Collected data
* begin *

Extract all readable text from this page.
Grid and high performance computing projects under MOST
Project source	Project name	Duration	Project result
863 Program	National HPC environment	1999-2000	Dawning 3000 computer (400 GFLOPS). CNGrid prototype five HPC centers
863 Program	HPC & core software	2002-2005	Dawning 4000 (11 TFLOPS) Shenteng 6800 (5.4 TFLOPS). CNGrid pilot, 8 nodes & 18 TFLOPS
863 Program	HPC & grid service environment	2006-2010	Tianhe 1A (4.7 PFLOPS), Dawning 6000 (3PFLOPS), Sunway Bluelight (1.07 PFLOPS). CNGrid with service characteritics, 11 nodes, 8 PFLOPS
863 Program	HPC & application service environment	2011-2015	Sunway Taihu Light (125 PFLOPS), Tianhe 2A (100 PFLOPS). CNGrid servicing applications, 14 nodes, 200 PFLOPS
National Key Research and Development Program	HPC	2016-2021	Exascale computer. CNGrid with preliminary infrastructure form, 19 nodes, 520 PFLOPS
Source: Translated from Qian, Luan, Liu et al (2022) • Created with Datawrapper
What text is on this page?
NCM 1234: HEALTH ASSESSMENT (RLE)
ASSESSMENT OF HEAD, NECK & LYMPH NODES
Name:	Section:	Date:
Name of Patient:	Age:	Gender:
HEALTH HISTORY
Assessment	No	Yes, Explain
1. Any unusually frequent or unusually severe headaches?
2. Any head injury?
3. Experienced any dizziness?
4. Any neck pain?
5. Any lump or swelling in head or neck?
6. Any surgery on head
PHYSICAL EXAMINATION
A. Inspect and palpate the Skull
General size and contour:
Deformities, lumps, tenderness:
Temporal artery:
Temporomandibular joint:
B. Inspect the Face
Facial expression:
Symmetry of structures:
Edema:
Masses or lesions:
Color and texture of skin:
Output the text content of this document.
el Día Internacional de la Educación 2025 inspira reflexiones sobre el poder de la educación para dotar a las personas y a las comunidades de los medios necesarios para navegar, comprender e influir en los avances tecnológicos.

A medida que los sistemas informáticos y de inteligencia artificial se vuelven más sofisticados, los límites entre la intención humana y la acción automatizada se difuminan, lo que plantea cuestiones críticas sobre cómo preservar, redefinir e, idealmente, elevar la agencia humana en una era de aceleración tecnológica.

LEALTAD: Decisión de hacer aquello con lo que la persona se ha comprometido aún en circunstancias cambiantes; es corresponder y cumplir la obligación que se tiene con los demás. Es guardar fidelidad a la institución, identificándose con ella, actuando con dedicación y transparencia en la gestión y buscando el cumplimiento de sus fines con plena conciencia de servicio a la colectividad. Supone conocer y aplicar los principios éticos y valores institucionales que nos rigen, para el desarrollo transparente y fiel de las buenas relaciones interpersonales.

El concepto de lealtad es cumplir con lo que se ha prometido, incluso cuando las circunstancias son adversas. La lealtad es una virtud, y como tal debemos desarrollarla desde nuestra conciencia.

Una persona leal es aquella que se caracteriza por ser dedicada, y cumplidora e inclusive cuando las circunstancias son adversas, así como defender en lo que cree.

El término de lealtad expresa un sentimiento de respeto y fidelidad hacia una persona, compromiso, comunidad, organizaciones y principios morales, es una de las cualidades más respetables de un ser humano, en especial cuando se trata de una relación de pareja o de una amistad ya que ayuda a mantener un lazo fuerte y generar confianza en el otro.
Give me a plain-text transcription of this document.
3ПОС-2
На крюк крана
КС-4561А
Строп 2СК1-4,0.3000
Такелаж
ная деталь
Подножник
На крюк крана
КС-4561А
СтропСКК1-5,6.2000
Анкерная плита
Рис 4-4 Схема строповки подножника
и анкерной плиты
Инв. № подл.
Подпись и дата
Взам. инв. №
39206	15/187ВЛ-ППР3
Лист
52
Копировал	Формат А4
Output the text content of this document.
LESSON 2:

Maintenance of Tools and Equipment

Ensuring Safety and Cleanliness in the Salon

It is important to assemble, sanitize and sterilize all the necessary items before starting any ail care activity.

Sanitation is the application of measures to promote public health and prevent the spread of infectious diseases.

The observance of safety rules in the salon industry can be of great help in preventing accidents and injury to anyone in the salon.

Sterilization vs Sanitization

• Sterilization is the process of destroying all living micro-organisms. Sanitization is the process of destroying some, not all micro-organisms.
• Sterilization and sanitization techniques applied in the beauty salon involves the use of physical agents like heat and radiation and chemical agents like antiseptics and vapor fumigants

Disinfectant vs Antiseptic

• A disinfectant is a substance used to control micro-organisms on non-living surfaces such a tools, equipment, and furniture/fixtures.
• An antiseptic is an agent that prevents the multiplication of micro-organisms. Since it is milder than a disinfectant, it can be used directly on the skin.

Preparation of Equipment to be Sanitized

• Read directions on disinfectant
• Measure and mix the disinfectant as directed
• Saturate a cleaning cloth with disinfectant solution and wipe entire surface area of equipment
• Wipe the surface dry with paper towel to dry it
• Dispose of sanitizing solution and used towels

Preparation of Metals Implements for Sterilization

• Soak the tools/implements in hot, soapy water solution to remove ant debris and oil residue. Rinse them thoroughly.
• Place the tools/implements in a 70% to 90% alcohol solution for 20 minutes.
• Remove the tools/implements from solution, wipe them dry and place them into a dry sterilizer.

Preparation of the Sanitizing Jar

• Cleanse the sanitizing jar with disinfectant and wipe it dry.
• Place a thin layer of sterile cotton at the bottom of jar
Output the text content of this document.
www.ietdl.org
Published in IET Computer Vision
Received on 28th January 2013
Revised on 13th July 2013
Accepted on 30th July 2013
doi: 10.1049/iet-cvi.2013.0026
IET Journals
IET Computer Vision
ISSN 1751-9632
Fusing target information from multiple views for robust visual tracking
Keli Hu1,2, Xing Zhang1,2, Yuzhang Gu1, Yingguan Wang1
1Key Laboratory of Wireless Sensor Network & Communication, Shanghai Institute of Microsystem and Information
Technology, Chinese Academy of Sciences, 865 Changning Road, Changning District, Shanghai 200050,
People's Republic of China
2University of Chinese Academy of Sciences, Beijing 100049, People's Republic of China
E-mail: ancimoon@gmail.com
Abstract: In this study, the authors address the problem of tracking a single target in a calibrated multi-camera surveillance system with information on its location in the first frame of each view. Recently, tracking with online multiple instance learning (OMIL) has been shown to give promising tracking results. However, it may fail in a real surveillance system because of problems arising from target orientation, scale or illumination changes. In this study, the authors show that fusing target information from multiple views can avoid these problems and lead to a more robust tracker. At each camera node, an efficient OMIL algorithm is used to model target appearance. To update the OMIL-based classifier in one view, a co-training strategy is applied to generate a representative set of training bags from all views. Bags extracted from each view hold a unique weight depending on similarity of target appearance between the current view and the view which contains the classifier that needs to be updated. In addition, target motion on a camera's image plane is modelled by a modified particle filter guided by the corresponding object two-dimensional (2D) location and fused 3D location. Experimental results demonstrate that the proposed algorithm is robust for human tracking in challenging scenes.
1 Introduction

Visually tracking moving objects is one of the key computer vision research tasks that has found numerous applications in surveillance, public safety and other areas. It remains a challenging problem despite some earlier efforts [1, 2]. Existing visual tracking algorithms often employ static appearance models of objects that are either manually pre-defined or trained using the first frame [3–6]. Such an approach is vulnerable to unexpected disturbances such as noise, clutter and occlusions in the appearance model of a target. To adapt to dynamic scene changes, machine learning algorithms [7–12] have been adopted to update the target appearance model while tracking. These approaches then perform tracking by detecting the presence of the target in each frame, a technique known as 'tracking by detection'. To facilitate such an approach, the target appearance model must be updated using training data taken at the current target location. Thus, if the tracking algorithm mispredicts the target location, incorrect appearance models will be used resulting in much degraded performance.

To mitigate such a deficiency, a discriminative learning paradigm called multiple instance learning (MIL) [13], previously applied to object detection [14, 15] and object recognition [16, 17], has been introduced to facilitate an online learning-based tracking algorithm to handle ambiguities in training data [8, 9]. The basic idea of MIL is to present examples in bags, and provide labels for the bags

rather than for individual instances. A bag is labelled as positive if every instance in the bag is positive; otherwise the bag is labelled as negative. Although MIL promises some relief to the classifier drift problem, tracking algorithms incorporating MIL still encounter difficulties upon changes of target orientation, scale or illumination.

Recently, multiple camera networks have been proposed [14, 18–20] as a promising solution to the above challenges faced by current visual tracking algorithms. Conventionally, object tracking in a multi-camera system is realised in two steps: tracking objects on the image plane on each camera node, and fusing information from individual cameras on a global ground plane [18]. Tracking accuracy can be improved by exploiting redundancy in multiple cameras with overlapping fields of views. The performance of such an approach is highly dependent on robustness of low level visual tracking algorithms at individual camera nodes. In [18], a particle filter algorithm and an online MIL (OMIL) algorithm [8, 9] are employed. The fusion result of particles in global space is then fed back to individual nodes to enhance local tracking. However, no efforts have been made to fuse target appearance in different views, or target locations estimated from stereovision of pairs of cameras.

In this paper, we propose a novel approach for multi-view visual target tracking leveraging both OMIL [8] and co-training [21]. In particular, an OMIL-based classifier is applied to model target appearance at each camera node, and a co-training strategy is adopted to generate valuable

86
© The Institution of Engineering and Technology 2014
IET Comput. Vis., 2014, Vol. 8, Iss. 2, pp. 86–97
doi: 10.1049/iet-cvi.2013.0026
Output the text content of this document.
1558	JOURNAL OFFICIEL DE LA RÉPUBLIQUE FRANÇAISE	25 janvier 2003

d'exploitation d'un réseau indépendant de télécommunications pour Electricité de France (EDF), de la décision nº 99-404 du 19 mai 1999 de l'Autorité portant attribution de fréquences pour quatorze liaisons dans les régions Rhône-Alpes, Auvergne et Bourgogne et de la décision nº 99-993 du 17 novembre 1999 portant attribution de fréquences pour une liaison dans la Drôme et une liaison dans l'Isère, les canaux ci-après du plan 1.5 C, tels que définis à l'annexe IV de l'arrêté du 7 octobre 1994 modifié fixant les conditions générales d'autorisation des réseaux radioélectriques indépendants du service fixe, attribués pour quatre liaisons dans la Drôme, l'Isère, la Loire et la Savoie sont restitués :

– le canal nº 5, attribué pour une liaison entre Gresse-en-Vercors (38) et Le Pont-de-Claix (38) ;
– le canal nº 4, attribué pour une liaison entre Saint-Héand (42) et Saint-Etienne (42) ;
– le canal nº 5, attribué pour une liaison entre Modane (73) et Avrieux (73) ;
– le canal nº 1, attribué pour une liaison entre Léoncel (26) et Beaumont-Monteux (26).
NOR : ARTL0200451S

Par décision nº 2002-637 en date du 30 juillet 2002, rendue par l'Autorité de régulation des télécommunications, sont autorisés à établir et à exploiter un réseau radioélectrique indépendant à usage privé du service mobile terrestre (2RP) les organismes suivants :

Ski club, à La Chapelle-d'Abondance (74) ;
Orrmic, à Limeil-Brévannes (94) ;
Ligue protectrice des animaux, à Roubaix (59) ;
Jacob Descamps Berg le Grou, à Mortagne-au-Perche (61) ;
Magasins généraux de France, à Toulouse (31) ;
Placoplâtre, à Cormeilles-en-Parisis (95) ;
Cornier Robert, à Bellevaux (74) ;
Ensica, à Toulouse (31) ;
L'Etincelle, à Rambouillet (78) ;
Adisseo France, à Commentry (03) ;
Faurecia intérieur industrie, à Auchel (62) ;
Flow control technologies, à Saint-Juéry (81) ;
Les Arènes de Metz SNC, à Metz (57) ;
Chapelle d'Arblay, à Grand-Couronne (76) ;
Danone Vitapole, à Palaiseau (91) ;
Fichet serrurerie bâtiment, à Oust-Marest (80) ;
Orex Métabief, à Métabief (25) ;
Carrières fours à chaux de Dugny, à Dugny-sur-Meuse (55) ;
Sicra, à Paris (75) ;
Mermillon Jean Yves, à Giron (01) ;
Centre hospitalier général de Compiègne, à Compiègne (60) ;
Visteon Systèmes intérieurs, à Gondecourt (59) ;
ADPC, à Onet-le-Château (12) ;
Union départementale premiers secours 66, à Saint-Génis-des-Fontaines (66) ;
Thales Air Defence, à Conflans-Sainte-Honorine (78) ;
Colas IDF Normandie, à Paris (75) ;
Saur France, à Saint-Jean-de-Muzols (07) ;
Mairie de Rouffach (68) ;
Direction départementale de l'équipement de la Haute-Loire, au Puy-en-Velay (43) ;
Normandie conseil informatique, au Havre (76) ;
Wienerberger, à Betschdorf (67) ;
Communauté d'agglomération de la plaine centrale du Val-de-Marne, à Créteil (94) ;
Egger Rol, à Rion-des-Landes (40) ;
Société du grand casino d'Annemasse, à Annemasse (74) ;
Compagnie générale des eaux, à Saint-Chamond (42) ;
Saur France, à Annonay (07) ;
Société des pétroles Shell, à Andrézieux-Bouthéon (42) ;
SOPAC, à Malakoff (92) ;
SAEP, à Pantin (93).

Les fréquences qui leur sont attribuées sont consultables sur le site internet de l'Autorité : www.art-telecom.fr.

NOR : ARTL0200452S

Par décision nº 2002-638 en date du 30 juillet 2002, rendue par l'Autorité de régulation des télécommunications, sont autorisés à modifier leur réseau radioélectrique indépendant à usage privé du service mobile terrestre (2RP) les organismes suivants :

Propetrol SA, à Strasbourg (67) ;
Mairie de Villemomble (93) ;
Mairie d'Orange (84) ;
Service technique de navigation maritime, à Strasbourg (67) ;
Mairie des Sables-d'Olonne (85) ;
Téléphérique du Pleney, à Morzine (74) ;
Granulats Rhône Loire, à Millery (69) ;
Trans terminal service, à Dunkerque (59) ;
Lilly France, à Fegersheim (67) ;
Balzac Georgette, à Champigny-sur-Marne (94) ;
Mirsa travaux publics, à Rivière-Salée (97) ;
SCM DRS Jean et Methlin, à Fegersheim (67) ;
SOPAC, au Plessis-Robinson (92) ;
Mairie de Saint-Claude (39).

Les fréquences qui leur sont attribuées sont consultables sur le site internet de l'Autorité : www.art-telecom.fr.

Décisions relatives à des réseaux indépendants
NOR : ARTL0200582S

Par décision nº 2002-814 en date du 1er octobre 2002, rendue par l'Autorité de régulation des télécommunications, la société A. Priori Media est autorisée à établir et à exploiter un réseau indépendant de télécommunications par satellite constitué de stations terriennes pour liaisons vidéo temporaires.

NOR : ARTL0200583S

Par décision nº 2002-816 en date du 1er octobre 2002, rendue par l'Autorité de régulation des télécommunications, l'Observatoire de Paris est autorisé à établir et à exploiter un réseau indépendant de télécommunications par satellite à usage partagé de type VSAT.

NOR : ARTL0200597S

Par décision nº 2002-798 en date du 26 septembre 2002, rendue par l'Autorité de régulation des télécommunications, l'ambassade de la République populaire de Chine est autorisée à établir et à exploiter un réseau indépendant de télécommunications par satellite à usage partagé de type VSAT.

* end *

**TASK DIRECTIONS:** From the data above, copy each line that has the string "Dawning".

**TASK OUTPUT:**
863 Program	National HPC environment	1999-2000	Dawning 3000 computer (400 GFLOPS). CNGrid prototype five HPC centers
863 Program	HPC & core software	2002-2005	Dawning 4000 (11 TFLOPS) Shenteng 6800 (5.4 TFLOPS). CNGrid pilot, 8 nodes & 18 TFLOPS
863 Program	HPC & grid service environment	2006-2010	Tianhe 1A (4.7 PFLOPS), Dawning 6000 (3PFLOPS), Sunway Bluelight (1.07 PFLOPS). CNGrid with service characteritics, 11 nodes, 8 PFLOPS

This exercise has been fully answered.